■ **What to work on**: Copy out, from the entries below, each line holding the string "Cristisor".

---

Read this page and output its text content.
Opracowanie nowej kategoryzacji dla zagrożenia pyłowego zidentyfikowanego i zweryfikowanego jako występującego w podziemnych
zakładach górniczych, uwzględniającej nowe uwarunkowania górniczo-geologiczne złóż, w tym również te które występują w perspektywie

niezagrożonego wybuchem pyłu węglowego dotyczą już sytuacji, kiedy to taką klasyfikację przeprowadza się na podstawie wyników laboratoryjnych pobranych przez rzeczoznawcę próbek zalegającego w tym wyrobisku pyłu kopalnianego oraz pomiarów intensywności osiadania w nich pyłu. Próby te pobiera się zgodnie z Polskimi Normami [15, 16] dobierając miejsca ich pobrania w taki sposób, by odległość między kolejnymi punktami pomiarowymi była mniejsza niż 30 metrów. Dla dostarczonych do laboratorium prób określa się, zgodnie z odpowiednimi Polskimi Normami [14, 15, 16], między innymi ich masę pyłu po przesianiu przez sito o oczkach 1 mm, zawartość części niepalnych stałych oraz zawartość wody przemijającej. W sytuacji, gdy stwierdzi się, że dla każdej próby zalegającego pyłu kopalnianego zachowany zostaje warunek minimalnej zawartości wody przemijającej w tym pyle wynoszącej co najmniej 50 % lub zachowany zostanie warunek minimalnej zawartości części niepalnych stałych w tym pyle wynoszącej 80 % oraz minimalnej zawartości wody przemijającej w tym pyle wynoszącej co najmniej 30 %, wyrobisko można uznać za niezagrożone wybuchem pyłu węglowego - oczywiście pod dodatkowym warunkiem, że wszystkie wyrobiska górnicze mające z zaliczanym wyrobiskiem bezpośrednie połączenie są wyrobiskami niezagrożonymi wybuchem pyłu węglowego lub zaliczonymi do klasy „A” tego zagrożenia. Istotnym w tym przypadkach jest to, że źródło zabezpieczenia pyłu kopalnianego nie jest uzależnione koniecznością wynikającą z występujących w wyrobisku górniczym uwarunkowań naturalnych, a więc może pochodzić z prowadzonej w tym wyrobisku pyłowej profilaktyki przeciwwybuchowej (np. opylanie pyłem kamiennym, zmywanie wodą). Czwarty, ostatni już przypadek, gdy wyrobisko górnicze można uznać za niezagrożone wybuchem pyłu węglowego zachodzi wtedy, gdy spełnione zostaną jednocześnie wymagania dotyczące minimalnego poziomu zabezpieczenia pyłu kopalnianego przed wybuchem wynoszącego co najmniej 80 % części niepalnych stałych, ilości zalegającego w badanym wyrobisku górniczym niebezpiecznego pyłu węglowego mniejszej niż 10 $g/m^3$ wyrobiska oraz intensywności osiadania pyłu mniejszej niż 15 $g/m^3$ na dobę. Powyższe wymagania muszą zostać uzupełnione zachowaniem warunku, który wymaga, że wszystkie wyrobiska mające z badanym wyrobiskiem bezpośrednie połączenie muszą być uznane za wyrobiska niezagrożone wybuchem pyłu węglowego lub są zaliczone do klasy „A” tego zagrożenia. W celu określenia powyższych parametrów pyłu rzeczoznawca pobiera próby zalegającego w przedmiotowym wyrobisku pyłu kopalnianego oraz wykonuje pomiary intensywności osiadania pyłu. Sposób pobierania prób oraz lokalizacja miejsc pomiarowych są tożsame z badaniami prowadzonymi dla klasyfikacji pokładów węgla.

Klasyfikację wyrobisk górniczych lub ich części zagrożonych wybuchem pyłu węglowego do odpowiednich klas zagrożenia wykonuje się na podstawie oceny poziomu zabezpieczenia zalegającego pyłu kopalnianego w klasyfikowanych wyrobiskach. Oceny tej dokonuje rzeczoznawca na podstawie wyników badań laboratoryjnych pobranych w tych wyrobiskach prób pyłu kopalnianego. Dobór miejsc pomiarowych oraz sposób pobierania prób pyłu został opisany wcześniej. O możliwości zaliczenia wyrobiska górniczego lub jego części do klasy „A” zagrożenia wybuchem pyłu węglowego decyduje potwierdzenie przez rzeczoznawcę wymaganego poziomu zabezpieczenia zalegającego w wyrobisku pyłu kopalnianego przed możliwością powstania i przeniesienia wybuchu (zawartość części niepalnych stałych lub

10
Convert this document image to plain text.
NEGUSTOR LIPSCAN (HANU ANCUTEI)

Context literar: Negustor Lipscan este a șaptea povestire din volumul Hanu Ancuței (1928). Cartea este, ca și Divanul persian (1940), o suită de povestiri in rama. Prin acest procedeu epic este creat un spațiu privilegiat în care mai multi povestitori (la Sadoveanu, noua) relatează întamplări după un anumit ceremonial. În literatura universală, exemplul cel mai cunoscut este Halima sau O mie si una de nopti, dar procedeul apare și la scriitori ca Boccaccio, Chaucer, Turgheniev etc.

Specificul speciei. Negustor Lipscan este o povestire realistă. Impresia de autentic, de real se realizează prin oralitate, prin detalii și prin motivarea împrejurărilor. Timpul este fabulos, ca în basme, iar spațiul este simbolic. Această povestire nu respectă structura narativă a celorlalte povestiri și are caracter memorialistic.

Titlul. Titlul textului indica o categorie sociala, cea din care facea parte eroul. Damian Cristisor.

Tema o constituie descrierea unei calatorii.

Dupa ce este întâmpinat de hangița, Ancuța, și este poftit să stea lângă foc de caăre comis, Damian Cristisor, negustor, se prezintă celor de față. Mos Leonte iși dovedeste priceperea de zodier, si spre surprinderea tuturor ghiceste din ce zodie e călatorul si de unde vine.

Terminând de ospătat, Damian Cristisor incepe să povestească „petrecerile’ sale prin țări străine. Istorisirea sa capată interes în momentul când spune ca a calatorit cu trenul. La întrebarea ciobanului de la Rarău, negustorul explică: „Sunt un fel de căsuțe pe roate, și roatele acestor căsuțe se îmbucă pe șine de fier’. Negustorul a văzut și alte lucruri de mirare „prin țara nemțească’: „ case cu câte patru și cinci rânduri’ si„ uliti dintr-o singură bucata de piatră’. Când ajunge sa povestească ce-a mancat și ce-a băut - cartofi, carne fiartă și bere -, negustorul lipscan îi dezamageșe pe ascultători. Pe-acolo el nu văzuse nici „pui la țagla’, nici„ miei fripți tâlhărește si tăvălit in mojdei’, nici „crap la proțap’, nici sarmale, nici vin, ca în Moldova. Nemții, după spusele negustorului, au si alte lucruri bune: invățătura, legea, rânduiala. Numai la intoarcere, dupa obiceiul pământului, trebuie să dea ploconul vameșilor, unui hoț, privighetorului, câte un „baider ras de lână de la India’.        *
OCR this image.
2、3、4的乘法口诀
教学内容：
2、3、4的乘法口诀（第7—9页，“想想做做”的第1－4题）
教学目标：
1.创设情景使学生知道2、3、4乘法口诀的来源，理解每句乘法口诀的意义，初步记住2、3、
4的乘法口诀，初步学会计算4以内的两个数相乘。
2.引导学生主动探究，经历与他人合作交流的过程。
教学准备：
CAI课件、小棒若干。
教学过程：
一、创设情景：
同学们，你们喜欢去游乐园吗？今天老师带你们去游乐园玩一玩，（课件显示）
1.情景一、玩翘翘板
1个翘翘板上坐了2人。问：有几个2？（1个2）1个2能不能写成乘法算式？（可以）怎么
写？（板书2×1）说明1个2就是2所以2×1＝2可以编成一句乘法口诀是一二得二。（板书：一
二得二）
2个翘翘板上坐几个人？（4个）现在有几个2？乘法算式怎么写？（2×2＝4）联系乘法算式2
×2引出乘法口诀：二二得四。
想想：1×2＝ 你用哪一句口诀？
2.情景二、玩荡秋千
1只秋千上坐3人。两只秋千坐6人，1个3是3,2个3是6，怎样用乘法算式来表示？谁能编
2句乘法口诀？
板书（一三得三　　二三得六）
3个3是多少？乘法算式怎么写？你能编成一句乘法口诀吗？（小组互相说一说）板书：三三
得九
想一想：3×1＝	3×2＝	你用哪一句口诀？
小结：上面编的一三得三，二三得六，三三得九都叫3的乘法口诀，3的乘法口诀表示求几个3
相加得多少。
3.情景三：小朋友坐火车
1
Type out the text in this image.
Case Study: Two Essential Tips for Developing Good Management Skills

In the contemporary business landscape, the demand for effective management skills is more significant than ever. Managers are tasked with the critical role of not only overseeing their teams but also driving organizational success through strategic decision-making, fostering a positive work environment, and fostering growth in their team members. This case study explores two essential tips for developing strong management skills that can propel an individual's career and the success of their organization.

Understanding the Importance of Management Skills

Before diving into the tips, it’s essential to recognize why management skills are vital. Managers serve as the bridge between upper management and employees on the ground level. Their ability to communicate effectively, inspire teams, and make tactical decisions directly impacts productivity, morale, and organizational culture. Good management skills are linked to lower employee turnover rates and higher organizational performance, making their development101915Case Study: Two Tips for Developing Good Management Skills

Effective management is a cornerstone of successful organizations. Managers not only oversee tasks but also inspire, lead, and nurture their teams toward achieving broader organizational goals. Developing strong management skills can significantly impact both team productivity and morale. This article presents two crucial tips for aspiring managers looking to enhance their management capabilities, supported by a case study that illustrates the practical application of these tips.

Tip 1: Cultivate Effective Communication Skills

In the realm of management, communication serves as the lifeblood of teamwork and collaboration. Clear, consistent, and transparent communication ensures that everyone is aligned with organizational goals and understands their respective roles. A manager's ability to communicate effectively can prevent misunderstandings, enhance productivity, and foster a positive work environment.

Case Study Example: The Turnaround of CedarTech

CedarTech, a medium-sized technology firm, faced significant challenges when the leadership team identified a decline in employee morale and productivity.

---

■ **Solved problem**:
Titlul. Titlul textului indica o categorie sociala, cea din care facea parte eroul. Damian Cristisor.
Dupa ce este întâmpinat de hangița, Ancuța, și este poftit să stea lângă foc de caăre comis, Damian Cristisor, negustor, se prezintă celor de față. Mos Leonte iși dovedeste priceperea de zodier, si spre surprinderea tuturor ghiceste din ce zodie e călatorul si de unde vine.
Terminând de ospătat, Damian Cristisor incepe să povestească „petrecerile’ sale prin țări străine. Istorisirea sa capată interes în momentul când spune ca a calatorit cu trenul. La întrebarea ciobanului de la Rarău, negustorul explică: „Sunt un fel de căsuțe pe roate, și roatele acestor căsuțe se îmbucă pe șine de fier’. Negustorul a văzut și alte lucruri de mirare „prin țara nemțească’: „ case cu câte patru și cinci rânduri’ si„ uliti dintr-o singură bucata de piatră’. Când ajunge sa povestească ce-a mancat și ce-a băut - cartofi, carne fiartă și bere -, negustorul lipscan îi dezamageșe pe ascultători. Pe-acolo el nu văzuse nici „pui la țagla’, nici„ miei fripți tâlhărește si tăvălit in mojdei’, nici „crap la proțap’, nici sarmale, nici vin, ca în Moldova. Nemții, după spusele negustorului, au si alte lucruri bune: invățătura, legea, rânduiala. Numai la intoarcere, dupa obiceiul pământului, trebuie să dea ploconul vameșilor, unui hoț, privighetorului, câte un „baider ras de lână de la India’.        *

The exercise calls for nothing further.